● Task objective:
Reproduce each line of the material precisely.

● Input rows:
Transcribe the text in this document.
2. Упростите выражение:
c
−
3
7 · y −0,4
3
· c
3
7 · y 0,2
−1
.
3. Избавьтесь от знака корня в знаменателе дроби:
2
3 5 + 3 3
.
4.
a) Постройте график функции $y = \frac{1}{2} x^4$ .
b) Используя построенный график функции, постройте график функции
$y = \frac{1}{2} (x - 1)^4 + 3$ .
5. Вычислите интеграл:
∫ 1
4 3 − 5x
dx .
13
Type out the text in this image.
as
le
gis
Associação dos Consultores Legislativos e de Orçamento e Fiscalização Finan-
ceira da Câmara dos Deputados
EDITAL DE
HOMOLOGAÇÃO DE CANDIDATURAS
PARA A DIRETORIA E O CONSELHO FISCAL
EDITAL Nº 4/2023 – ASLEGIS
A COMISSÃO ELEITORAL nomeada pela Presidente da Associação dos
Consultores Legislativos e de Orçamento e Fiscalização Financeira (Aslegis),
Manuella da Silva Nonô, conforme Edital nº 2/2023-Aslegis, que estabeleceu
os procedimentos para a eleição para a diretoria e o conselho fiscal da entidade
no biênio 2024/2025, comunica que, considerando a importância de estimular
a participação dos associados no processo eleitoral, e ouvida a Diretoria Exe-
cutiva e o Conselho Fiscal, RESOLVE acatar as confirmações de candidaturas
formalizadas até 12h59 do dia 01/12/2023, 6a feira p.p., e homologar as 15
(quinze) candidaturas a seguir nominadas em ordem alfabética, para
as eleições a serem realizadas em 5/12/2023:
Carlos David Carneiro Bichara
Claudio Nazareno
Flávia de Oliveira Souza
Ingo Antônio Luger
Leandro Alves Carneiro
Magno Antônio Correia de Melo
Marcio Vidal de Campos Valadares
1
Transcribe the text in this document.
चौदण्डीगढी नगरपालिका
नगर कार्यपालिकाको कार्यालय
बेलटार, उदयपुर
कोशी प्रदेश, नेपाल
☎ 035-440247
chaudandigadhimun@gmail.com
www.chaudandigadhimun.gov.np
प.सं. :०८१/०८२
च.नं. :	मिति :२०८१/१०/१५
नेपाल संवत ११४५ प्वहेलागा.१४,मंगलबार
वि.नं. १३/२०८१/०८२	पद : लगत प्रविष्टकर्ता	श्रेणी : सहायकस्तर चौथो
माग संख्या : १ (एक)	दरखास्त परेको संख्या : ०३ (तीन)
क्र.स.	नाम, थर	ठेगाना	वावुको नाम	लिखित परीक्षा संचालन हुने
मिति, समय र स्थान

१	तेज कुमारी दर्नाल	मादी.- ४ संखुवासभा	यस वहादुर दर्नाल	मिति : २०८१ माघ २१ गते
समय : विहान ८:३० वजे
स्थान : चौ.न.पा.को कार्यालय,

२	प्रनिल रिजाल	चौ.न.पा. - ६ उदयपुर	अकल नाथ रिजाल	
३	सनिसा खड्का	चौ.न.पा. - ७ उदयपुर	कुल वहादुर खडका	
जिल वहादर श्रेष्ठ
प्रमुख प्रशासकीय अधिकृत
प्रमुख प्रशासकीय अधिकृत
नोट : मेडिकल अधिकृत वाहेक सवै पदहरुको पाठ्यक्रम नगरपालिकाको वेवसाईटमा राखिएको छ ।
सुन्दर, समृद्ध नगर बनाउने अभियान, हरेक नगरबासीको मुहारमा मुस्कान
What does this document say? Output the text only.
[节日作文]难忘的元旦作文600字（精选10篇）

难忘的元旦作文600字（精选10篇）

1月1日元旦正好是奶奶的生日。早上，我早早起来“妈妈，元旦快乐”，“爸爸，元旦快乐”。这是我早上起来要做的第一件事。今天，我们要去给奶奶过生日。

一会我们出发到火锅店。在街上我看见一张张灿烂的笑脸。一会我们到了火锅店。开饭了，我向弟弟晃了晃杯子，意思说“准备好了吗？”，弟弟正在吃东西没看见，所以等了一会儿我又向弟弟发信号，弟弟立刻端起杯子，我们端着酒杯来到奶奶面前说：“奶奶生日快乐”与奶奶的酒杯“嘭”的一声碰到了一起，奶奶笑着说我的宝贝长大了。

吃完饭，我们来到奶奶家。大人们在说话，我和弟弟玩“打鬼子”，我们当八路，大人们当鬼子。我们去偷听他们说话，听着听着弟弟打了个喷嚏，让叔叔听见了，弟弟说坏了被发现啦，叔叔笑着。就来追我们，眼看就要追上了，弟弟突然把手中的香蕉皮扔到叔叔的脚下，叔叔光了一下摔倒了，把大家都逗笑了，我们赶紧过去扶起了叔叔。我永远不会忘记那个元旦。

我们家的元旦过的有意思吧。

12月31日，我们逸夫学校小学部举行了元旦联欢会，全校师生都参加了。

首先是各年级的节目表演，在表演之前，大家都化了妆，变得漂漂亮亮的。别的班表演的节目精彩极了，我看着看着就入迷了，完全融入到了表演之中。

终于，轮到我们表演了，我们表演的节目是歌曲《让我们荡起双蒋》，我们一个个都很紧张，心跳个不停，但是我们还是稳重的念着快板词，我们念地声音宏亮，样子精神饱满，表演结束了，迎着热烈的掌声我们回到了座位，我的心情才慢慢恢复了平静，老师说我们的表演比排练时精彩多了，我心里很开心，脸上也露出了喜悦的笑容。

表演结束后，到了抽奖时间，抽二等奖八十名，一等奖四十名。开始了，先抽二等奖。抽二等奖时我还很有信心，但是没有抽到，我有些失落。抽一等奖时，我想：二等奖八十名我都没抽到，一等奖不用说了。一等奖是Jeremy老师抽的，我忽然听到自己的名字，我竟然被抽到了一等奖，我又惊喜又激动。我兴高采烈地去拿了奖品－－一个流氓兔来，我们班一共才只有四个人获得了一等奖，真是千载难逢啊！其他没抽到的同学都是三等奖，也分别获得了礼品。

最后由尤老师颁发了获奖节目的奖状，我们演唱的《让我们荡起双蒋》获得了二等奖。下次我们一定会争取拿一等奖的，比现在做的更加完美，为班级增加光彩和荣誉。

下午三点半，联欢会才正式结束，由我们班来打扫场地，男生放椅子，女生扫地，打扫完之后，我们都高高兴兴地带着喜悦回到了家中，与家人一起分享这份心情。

● Answer to this problem:
Transcribe the text in this document.
2. Упростите выражение:
c
−
3
7 · y −0,4
3
· c
3
7 · y 0,2
−1
.
3. Избавьтесь от знака корня в знаменателе дроби:
2
3 5 + 3 3
.
4.
a) Постройте график функции $y = \frac{1}{2} x^4$ .
b) Используя построенный график функции, постройте график функции
$y = \frac{1}{2} (x - 1)^4 + 3$ .
5. Вычислите интеграл:
∫ 1
4 3 − 5x
dx .
13
Type out the text in this image.
as
le
gis
Associação dos Consultores Legislativos e de Orçamento e Fiscalização Finan-
ceira da Câmara dos Deputados
EDITAL DE
HOMOLOGAÇÃO DE CANDIDATURAS
PARA A DIRETORIA E O CONSELHO FISCAL
EDITAL Nº 4/2023 – ASLEGIS
A COMISSÃO ELEITORAL nomeada pela Presidente da Associação dos
Consultores Legislativos e de Orçamento e Fiscalização Financeira (Aslegis),
Manuella da Silva Nonô, conforme Edital nº 2/2023-Aslegis, que estabeleceu
os procedimentos para a eleição para a diretoria e o conselho fiscal da entidade
no biênio 2024/2025, comunica que, considerando a importância de estimular
a participação dos associados no processo eleitoral, e ouvida a Diretoria Exe-
cutiva e o Conselho Fiscal, RESOLVE acatar as confirmações de candidaturas
formalizadas até 12h59 do dia 01/12/2023, 6a feira p.p., e homologar as 15
(quinze) candidaturas a seguir nominadas em ordem alfabética, para
as eleições a serem realizadas em 5/12/2023:
Carlos David Carneiro Bichara
Claudio Nazareno
Flávia de Oliveira Souza
Ingo Antônio Luger
Leandro Alves Carneiro
Magno Antônio Correia de Melo
Marcio Vidal de Campos Valadares
1
Transcribe the text in this document.
चौदण्डीगढी नगरपालिका
नगर कार्यपालिकाको कार्यालय
बेलटार, उदयपुर
कोशी प्रदेश, नेपाल
☎ 035-440247
chaudandigadhimun@gmail.com
www.chaudandigadhimun.gov.np
प.सं. :०८१/०८२
च.नं. :	मिति :२०८१/१०/१५
नेपाल संवत ११४५ प्वहेलागा.१४,मंगलबार
वि.नं. १३/२०८१/०८२	पद : लगत प्रविष्टकर्ता	श्रेणी : सहायकस्तर चौथो
माग संख्या : १ (एक)	दरखास्त परेको संख्या : ०३ (तीन)
क्र.स.	नाम, थर	ठेगाना	वावुको नाम	लिखित परीक्षा संचालन हुने
मिति, समय र स्थान

१	तेज कुमारी दर्नाल	मादी.- ४ संखुवासभा	यस वहादुर दर्नाल	मिति : २०८१ माघ २१ गते
समय : विहान ८:३० वजे
स्थान : चौ.न.पा.को कार्यालय,

२	प्रनिल रिजाल	चौ.न.पा. - ६ उदयपुर	अकल नाथ रिजाल	
३	सनिसा खड्का	चौ.न.पा. - ७ उदयपुर	कुल वहादुर खडका	
जिल वहादर श्रेष्ठ
प्रमुख प्रशासकीय अधिकृत
प्रमुख प्रशासकीय अधिकृत
नोट : मेडिकल अधिकृत वाहेक सवै पदहरुको पाठ्यक्रम नगरपालिकाको वेवसाईटमा राखिएको छ ।
सुन्दर, समृद्ध नगर बनाउने अभियान, हरेक नगरबासीको मुहारमा मुस्कान
What does this document say? Output the text only.
[节日作文]难忘的元旦作文600字（精选10篇）

难忘的元旦作文600字（精选10篇）

1月1日元旦正好是奶奶的生日。早上，我早早起来“妈妈，元旦快乐”，“爸爸，元旦快乐”。这是我早上起来要做的第一件事。今天，我们要去给奶奶过生日。

一会我们出发到火锅店。在街上我看见一张张灿烂的笑脸。一会我们到了火锅店。开饭了，我向弟弟晃了晃杯子，意思说“准备好了吗？”，弟弟正在吃东西没看见，所以等了一会儿我又向弟弟发信号，弟弟立刻端起杯子，我们端着酒杯来到奶奶面前说：“奶奶生日快乐”与奶奶的酒杯“嘭”的一声碰到了一起，奶奶笑着说我的宝贝长大了。

吃完饭，我们来到奶奶家。大人们在说话，我和弟弟玩“打鬼子”，我们当八路，大人们当鬼子。我们去偷听他们说话，听着听着弟弟打了个喷嚏，让叔叔听见了，弟弟说坏了被发现啦，叔叔笑着。就来追我们，眼看就要追上了，弟弟突然把手中的香蕉皮扔到叔叔的脚下，叔叔光了一下摔倒了，把大家都逗笑了，我们赶紧过去扶起了叔叔。我永远不会忘记那个元旦。

我们家的元旦过的有意思吧。

12月31日，我们逸夫学校小学部举行了元旦联欢会，全校师生都参加了。

首先是各年级的节目表演，在表演之前，大家都化了妆，变得漂漂亮亮的。别的班表演的节目精彩极了，我看着看着就入迷了，完全融入到了表演之中。

终于，轮到我们表演了，我们表演的节目是歌曲《让我们荡起双蒋》，我们一个个都很紧张，心跳个不停，但是我们还是稳重的念着快板词，我们念地声音宏亮，样子精神饱满，表演结束了，迎着热烈的掌声我们回到了座位，我的心情才慢慢恢复了平静，老师说我们的表演比排练时精彩多了，我心里很开心，脸上也露出了喜悦的笑容。

表演结束后，到了抽奖时间，抽二等奖八十名，一等奖四十名。开始了，先抽二等奖。抽二等奖时我还很有信心，但是没有抽到，我有些失落。抽一等奖时，我想：二等奖八十名我都没抽到，一等奖不用说了。一等奖是Jeremy老师抽的，我忽然听到自己的名字，我竟然被抽到了一等奖，我又惊喜又激动。我兴高采烈地去拿了奖品－－一个流氓兔来，我们班一共才只有四个人获得了一等奖，真是千载难逢啊！其他没抽到的同学都是三等奖，也分别获得了礼品。

最后由尤老师颁发了获奖节目的奖状，我们演唱的《让我们荡起双蒋》获得了二等奖。下次我们一定会争取拿一等奖的，比现在做的更加完美，为班级增加光彩和荣誉。

下午三点半，联欢会才正式结束，由我们班来打扫场地，男生放椅子，女生扫地，打扫完之后，我们都高高兴兴地带着喜悦回到了家中，与家人一起分享这份心情。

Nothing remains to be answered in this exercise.